● WHAT IS REQUIRED: Give back the whole listing exactly as shown.

● DATA FOR THE TASK:
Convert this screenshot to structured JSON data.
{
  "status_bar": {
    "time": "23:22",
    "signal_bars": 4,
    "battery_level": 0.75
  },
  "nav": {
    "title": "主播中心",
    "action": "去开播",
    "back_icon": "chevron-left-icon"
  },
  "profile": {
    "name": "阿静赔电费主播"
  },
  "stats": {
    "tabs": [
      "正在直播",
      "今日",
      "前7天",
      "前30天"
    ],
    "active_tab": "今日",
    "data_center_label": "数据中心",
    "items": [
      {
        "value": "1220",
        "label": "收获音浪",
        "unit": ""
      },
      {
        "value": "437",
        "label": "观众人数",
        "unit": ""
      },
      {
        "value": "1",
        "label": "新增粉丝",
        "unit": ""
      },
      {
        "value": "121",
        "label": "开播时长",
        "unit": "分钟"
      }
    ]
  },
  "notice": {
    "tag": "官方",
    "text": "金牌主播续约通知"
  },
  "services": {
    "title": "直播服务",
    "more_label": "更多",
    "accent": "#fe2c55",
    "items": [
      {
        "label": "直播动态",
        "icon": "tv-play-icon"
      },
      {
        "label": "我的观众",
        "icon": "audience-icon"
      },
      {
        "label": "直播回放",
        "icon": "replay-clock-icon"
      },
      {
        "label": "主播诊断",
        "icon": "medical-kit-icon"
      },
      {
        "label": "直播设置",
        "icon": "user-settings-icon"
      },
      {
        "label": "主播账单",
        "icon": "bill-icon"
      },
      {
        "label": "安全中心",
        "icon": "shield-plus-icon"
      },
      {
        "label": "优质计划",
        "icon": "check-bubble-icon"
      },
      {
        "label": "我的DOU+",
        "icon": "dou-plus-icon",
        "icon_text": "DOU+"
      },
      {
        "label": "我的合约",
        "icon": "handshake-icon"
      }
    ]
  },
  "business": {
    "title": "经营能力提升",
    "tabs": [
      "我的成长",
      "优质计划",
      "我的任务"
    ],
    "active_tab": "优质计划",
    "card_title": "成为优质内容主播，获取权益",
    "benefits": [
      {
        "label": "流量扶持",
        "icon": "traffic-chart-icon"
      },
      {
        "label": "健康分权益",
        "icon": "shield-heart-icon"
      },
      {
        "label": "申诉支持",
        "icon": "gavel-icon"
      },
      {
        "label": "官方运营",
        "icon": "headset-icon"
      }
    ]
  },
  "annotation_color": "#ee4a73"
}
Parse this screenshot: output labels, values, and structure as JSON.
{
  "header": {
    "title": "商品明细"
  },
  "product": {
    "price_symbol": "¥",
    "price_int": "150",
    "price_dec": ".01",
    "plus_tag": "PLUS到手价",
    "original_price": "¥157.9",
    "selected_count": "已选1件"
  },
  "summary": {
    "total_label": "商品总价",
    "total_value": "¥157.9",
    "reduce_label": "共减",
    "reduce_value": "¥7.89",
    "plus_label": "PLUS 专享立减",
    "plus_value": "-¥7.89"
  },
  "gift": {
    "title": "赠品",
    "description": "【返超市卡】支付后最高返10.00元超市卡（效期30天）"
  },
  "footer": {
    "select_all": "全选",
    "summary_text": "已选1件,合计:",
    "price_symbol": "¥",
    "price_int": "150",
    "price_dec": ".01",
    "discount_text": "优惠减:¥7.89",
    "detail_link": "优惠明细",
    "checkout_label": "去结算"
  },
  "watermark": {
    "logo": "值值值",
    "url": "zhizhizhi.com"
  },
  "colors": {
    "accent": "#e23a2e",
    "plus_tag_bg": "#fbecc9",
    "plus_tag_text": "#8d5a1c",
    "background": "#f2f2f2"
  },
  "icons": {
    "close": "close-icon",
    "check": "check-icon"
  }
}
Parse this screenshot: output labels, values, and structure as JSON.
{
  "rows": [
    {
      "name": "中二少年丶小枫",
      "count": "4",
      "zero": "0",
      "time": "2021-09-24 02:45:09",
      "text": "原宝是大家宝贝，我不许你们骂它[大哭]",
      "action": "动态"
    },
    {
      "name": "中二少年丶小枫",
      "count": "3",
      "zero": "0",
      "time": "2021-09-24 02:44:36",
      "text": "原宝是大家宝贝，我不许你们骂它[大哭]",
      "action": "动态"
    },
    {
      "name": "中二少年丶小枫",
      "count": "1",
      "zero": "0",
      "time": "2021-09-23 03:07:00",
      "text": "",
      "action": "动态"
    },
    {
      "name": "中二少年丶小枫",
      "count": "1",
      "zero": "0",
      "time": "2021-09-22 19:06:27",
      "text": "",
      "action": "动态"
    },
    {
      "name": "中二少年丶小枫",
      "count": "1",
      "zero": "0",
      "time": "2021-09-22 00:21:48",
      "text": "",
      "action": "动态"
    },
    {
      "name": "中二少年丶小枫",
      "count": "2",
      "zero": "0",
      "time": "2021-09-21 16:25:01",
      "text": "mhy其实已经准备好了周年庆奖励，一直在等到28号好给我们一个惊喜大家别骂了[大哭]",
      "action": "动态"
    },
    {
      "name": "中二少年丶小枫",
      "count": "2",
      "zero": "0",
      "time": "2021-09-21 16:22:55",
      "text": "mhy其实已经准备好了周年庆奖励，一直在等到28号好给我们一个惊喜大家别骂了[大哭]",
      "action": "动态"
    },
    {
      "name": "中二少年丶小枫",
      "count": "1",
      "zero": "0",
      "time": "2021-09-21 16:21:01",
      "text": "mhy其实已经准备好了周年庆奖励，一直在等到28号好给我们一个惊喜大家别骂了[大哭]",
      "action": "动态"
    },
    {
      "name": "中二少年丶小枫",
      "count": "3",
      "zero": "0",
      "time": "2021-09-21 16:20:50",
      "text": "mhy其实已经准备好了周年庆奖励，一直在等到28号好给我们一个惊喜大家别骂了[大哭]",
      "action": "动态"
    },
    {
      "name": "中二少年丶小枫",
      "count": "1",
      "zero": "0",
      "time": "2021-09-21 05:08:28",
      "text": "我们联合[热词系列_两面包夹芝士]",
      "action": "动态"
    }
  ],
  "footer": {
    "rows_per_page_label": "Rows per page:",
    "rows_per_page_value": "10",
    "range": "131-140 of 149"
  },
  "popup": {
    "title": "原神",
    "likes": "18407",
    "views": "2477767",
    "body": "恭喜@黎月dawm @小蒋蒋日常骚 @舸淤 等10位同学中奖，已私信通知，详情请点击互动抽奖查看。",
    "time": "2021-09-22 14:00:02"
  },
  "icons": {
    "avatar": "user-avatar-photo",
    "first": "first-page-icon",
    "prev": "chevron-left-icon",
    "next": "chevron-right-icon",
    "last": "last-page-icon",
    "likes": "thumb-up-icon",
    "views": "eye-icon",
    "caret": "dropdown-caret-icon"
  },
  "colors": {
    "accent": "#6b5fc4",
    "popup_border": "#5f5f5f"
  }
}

● SOLUTION TO THE EXERCISE:
Convert this screenshot to structured JSON data.
{
  "status_bar": {
    "time": "23:22",
    "signal_bars": 4,
    "battery_level": 0.75
  },
  "nav": {
    "title": "主播中心",
    "action": "去开播",
    "back_icon": "chevron-left-icon"
  },
  "profile": {
    "name": "阿静赔电费主播"
  },
  "stats": {
    "tabs": [
      "正在直播",
      "今日",
      "前7天",
      "前30天"
    ],
    "active_tab": "今日",
    "data_center_label": "数据中心",
    "items": [
      {
        "value": "1220",
        "label": "收获音浪",
        "unit": ""
      },
      {
        "value": "437",
        "label": "观众人数",
        "unit": ""
      },
      {
        "value": "1",
        "label": "新增粉丝",
        "unit": ""
      },
      {
        "value": "121",
        "label": "开播时长",
        "unit": "分钟"
      }
    ]
  },
  "notice": {
    "tag": "官方",
    "text": "金牌主播续约通知"
  },
  "services": {
    "title": "直播服务",
    "more_label": "更多",
    "accent": "#fe2c55",
    "items": [
      {
        "label": "直播动态",
        "icon": "tv-play-icon"
      },
      {
        "label": "我的观众",
        "icon": "audience-icon"
      },
      {
        "label": "直播回放",
        "icon": "replay-clock-icon"
      },
      {
        "label": "主播诊断",
        "icon": "medical-kit-icon"
      },
      {
        "label": "直播设置",
        "icon": "user-settings-icon"
      },
      {
        "label": "主播账单",
        "icon": "bill-icon"
      },
      {
        "label": "安全中心",
        "icon": "shield-plus-icon"
      },
      {
        "label": "优质计划",
        "icon": "check-bubble-icon"
      },
      {
        "label": "我的DOU+",
        "icon": "dou-plus-icon",
        "icon_text": "DOU+"
      },
      {
        "label": "我的合约",
        "icon": "handshake-icon"
      }
    ]
  },
  "business": {
    "title": "经营能力提升",
    "tabs": [
      "我的成长",
      "优质计划",
      "我的任务"
    ],
    "active_tab": "优质计划",
    "card_title": "成为优质内容主播，获取权益",
    "benefits": [
      {
        "label": "流量扶持",
        "icon": "traffic-chart-icon"
      },
      {
        "label": "健康分权益",
        "icon": "shield-heart-icon"
      },
      {
        "label": "申诉支持",
        "icon": "gavel-icon"
      },
      {
        "label": "官方运营",
        "icon": "headset-icon"
      }
    ]
  },
  "annotation_color": "#ee4a73"
}
Parse this screenshot: output labels, values, and structure as JSON.
{
  "header": {
    "title": "商品明细"
  },
  "product": {
    "price_symbol": "¥",
    "price_int": "150",
    "price_dec": ".01",
    "plus_tag": "PLUS到手价",
    "original_price": "¥157.9",
    "selected_count": "已选1件"
  },
  "summary": {
    "total_label": "商品总价",
    "total_value": "¥157.9",
    "reduce_label": "共减",
    "reduce_value": "¥7.89",
    "plus_label": "PLUS 专享立减",
    "plus_value": "-¥7.89"
  },
  "gift": {
    "title": "赠品",
    "description": "【返超市卡】支付后最高返10.00元超市卡（效期30天）"
  },
  "footer": {
    "select_all": "全选",
    "summary_text": "已选1件,合计:",
    "price_symbol": "¥",
    "price_int": "150",
    "price_dec": ".01",
    "discount_text": "优惠减:¥7.89",
    "detail_link": "优惠明细",
    "checkout_label": "去结算"
  },
  "watermark": {
    "logo": "值值值",
    "url": "zhizhizhi.com"
  },
  "colors": {
    "accent": "#e23a2e",
    "plus_tag_bg": "#fbecc9",
    "plus_tag_text": "#8d5a1c",
    "background": "#f2f2f2"
  },
  "icons": {
    "close": "close-icon",
    "check": "check-icon"
  }
}
Parse this screenshot: output labels, values, and structure as JSON.
{
  "rows": [
    {
      "name": "中二少年丶小枫",
      "count": "4",
      "zero": "0",
      "time": "2021-09-24 02:45:09",
      "text": "原宝是大家宝贝，我不许你们骂它[大哭]",
      "action": "动态"
    },
    {
      "name": "中二少年丶小枫",
      "count": "3",
      "zero": "0",
      "time": "2021-09-24 02:44:36",
      "text": "原宝是大家宝贝，我不许你们骂它[大哭]",
      "action": "动态"
    },
    {
      "name": "中二少年丶小枫",
      "count": "1",
      "zero": "0",
      "time": "2021-09-23 03:07:00",
      "text": "",
      "action": "动态"
    },
    {
      "name": "中二少年丶小枫",
      "count": "1",
      "zero": "0",
      "time": "2021-09-22 19:06:27",
      "text": "",
      "action": "动态"
    },
    {
      "name": "中二少年丶小枫",
      "count": "1",
      "zero": "0",
      "time": "2021-09-22 00:21:48",
      "text": "",
      "action": "动态"
    },
    {
      "name": "中二少年丶小枫",
      "count": "2",
      "zero": "0",
      "time": "2021-09-21 16:25:01",
      "text": "mhy其实已经准备好了周年庆奖励，一直在等到28号好给我们一个惊喜大家别骂了[大哭]",
      "action": "动态"
    },
    {
      "name": "中二少年丶小枫",
      "count": "2",
      "zero": "0",
      "time": "2021-09-21 16:22:55",
      "text": "mhy其实已经准备好了周年庆奖励，一直在等到28号好给我们一个惊喜大家别骂了[大哭]",
      "action": "动态"
    },
    {
      "name": "中二少年丶小枫",
      "count": "1",
      "zero": "0",
      "time": "2021-09-21 16:21:01",
      "text": "mhy其实已经准备好了周年庆奖励，一直在等到28号好给我们一个惊喜大家别骂了[大哭]",
      "action": "动态"
    },
    {
      "name": "中二少年丶小枫",
      "count": "3",
      "zero": "0",
      "time": "2021-09-21 16:20:50",
      "text": "mhy其实已经准备好了周年庆奖励，一直在等到28号好给我们一个惊喜大家别骂了[大哭]",
      "action": "动态"
    },
    {
      "name": "中二少年丶小枫",
      "count": "1",
      "zero": "0",
      "time": "2021-09-21 05:08:28",
      "text": "我们联合[热词系列_两面包夹芝士]",
      "action": "动态"
    }
  ],
  "footer": {
    "rows_per_page_label": "Rows per page:",
    "rows_per_page_value": "10",
    "range": "131-140 of 149"
  },
  "popup": {
    "title": "原神",
    "likes": "18407",
    "views": "2477767",
    "body": "恭喜@黎月dawm @小蒋蒋日常骚 @舸淤 等10位同学中奖，已私信通知，详情请点击互动抽奖查看。",
    "time": "2021-09-22 14:00:02"
  },
  "icons": {
    "avatar": "user-avatar-photo",
    "first": "first-page-icon",
    "prev": "chevron-left-icon",
    "next": "chevron-right-icon",
    "last": "last-page-icon",
    "likes": "thumb-up-icon",
    "views": "eye-icon",
    "caret": "dropdown-caret-icon"
  },
  "colors": {
    "accent": "#6b5fc4",
    "popup_border": "#5f5f5f"
  }
}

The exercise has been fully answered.